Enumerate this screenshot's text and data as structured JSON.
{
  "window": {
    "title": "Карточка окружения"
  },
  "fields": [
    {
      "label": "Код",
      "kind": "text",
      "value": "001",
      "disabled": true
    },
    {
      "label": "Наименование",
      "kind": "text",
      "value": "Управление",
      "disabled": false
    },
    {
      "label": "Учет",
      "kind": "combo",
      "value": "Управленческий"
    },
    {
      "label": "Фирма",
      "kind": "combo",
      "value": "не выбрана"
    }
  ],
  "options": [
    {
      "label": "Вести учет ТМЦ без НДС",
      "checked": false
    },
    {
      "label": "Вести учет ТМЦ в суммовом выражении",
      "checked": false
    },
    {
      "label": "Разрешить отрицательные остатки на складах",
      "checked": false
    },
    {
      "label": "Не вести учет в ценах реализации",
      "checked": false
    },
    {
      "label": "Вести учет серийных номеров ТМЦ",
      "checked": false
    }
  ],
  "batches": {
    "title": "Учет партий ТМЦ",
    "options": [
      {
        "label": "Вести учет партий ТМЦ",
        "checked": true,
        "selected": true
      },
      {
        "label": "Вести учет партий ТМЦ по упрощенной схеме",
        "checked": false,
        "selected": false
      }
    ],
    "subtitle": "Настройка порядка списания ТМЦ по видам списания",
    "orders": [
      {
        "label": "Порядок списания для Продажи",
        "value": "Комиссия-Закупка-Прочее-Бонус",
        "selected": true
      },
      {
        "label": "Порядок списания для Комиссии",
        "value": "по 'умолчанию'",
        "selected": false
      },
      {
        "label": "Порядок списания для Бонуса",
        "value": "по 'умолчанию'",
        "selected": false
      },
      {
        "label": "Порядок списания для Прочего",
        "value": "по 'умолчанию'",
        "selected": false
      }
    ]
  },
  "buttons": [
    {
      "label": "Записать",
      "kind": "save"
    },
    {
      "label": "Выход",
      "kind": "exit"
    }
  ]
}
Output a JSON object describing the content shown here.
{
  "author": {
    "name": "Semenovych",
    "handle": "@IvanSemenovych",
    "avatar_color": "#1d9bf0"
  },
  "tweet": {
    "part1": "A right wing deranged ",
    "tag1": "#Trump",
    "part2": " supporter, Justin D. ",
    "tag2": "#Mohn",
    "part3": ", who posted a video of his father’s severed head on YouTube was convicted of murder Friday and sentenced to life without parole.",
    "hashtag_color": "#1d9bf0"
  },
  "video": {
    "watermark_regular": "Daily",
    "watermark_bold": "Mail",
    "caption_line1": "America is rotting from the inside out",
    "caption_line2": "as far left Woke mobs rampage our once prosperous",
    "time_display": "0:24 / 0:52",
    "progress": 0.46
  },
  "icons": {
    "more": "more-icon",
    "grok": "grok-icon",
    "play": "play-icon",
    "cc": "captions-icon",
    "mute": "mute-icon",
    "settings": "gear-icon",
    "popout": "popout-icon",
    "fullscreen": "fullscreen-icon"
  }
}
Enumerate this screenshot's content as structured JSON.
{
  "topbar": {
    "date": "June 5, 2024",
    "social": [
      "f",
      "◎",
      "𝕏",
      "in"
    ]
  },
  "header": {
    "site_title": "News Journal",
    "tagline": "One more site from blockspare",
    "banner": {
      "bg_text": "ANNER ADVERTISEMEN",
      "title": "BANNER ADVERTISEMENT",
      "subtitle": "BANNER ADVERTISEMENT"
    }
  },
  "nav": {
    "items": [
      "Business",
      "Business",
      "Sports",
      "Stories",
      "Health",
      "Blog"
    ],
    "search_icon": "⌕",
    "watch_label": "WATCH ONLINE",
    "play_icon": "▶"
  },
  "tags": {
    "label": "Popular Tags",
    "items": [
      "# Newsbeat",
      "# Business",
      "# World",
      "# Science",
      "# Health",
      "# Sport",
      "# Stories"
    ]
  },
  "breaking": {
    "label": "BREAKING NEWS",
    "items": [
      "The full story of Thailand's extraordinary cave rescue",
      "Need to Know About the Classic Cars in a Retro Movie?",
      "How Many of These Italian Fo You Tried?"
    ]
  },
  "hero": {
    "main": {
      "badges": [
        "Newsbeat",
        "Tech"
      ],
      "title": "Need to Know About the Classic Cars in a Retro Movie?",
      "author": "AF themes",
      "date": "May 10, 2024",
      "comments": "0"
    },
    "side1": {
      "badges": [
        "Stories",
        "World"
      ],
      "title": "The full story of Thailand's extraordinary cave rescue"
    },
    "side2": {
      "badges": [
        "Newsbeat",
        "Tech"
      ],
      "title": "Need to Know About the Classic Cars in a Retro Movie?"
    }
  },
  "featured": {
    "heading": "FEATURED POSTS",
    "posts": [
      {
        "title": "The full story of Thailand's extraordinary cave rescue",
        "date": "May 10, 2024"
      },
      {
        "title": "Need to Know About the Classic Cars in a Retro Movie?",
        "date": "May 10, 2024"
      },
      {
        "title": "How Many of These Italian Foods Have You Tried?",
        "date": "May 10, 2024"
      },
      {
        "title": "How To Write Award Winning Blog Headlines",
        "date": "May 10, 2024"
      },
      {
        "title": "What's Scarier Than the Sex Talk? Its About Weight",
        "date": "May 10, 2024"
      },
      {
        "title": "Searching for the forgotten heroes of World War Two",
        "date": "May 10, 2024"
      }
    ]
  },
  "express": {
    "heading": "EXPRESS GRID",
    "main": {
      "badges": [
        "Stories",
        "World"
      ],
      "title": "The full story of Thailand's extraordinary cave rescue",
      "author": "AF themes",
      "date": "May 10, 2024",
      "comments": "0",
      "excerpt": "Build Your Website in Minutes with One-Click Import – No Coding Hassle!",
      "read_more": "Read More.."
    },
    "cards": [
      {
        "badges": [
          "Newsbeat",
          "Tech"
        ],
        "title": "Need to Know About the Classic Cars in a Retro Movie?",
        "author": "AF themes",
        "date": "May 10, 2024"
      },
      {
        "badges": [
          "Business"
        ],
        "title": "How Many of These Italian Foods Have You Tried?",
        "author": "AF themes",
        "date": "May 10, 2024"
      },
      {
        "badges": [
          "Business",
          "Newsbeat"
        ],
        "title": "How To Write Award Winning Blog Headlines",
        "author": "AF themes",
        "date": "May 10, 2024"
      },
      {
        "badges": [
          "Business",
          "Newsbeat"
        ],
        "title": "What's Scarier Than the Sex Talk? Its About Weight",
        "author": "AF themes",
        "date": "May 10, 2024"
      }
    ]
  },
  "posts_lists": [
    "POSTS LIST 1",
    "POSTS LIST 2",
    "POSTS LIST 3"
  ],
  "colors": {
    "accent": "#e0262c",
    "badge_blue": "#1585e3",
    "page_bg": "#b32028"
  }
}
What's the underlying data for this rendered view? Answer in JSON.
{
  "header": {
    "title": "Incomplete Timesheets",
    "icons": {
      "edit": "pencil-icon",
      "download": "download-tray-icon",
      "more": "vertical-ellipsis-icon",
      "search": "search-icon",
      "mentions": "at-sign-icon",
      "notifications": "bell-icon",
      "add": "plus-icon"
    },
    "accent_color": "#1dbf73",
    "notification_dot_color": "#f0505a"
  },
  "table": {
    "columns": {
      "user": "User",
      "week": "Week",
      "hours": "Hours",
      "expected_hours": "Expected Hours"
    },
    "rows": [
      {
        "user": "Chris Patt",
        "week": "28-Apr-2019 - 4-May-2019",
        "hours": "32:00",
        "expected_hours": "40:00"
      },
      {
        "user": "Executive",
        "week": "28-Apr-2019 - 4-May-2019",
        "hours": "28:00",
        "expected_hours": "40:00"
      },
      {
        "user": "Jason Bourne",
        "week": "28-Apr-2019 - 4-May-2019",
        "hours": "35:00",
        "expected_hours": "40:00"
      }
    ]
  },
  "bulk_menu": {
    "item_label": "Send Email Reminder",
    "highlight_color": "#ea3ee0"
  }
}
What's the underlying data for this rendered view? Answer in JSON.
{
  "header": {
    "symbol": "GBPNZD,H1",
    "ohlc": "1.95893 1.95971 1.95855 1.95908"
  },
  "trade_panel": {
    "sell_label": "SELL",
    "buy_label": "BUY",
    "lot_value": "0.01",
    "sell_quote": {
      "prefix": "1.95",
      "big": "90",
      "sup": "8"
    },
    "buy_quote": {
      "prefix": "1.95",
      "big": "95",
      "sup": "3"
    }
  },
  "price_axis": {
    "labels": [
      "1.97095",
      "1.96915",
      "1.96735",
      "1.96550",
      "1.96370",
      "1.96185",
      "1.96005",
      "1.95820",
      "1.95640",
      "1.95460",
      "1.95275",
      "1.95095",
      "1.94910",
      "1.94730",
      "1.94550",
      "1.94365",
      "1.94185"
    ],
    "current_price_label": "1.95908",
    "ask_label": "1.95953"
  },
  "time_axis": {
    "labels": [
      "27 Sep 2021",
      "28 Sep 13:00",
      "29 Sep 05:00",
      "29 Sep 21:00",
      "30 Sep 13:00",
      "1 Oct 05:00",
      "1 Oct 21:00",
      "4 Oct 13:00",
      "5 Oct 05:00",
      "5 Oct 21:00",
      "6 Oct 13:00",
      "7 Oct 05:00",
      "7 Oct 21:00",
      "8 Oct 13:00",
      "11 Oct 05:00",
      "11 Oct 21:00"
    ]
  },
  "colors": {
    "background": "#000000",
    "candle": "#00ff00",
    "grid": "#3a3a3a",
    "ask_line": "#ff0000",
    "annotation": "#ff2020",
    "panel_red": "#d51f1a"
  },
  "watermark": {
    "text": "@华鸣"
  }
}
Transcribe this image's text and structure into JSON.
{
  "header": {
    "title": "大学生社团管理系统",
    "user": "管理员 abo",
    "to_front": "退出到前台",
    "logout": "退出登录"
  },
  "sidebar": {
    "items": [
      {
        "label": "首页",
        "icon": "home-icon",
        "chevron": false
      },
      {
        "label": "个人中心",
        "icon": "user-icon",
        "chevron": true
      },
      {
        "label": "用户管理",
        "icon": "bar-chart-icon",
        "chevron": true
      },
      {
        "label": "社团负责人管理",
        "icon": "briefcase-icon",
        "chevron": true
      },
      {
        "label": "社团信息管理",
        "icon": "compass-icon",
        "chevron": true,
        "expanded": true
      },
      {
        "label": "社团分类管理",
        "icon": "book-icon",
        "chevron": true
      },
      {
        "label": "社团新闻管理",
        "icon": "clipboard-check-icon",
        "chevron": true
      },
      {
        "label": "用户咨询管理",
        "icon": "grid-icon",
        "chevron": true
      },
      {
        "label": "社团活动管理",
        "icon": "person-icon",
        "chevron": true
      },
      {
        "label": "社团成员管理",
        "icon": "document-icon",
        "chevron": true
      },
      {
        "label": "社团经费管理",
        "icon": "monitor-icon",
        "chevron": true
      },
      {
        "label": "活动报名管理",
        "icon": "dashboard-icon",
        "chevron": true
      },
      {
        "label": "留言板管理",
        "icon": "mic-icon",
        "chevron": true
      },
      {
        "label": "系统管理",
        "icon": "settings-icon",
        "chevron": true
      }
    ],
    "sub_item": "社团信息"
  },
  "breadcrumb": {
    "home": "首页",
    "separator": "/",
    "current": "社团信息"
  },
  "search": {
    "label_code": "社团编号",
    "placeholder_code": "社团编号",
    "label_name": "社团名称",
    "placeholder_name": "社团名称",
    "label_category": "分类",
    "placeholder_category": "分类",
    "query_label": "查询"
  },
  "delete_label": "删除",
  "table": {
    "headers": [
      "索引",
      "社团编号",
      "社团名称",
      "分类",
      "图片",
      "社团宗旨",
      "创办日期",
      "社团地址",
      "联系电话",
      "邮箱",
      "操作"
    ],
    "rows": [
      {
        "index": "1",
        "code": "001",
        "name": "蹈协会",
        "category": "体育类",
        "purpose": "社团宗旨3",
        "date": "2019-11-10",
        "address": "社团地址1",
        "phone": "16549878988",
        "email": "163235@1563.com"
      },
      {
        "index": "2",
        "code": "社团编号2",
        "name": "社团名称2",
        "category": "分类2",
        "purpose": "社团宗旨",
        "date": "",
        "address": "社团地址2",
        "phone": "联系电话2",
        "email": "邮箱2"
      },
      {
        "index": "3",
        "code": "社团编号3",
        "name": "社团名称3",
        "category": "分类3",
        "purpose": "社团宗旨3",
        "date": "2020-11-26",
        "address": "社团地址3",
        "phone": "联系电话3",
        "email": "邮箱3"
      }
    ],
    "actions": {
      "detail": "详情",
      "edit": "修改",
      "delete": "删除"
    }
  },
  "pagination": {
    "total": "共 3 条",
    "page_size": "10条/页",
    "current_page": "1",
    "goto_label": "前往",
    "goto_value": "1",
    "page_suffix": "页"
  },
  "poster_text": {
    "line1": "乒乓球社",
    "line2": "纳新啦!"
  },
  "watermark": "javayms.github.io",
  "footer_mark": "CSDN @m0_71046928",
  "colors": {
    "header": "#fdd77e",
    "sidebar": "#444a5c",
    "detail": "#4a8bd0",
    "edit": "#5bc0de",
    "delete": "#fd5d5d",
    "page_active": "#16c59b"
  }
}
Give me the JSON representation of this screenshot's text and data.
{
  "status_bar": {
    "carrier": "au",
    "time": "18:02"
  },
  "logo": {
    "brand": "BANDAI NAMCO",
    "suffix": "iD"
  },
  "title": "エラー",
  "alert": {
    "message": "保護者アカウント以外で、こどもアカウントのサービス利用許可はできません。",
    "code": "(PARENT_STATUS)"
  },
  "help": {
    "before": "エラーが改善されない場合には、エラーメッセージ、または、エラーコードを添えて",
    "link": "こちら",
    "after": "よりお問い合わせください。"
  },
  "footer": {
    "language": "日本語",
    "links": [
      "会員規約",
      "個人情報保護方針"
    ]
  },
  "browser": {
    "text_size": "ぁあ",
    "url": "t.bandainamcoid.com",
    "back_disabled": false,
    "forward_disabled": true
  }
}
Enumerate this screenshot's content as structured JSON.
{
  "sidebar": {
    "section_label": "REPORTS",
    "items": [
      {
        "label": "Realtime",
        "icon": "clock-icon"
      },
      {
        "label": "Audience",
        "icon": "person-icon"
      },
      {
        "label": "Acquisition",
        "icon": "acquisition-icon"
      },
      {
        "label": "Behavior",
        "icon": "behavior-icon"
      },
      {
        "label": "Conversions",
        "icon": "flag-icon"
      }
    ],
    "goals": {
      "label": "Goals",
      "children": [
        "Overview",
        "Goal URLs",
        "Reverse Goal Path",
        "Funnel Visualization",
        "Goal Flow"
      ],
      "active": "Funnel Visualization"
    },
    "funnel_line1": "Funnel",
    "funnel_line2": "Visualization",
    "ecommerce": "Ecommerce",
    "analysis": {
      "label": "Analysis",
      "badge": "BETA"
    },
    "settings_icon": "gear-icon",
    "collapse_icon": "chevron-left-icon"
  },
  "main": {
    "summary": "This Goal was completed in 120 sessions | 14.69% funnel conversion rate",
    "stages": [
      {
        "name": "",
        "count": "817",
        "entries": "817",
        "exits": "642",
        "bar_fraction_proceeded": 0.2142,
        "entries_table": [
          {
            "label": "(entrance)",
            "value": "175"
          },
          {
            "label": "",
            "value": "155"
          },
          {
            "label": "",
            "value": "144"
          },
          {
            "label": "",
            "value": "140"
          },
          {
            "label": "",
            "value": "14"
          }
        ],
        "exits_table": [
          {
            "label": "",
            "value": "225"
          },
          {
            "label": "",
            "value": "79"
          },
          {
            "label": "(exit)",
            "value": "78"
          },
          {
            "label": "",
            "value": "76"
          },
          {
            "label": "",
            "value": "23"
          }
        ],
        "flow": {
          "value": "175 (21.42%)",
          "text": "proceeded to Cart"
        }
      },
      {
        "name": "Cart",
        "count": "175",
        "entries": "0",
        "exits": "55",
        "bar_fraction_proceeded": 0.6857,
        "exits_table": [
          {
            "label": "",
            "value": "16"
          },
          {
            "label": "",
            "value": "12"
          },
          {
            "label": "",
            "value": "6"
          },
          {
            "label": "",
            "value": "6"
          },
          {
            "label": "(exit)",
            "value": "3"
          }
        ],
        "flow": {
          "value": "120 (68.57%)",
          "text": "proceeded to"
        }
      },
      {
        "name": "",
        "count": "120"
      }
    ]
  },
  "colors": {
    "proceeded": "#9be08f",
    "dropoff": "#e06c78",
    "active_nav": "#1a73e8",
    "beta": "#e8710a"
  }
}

____

*What is expected:* Collect every line with the string "партий" from the records, and copy each.

*Task result:*
    "title": "Учет партий ТМЦ",
        "label": "Вести учет партий ТМЦ",
        "label": "Вести учет партий ТМЦ по упрощенной схеме",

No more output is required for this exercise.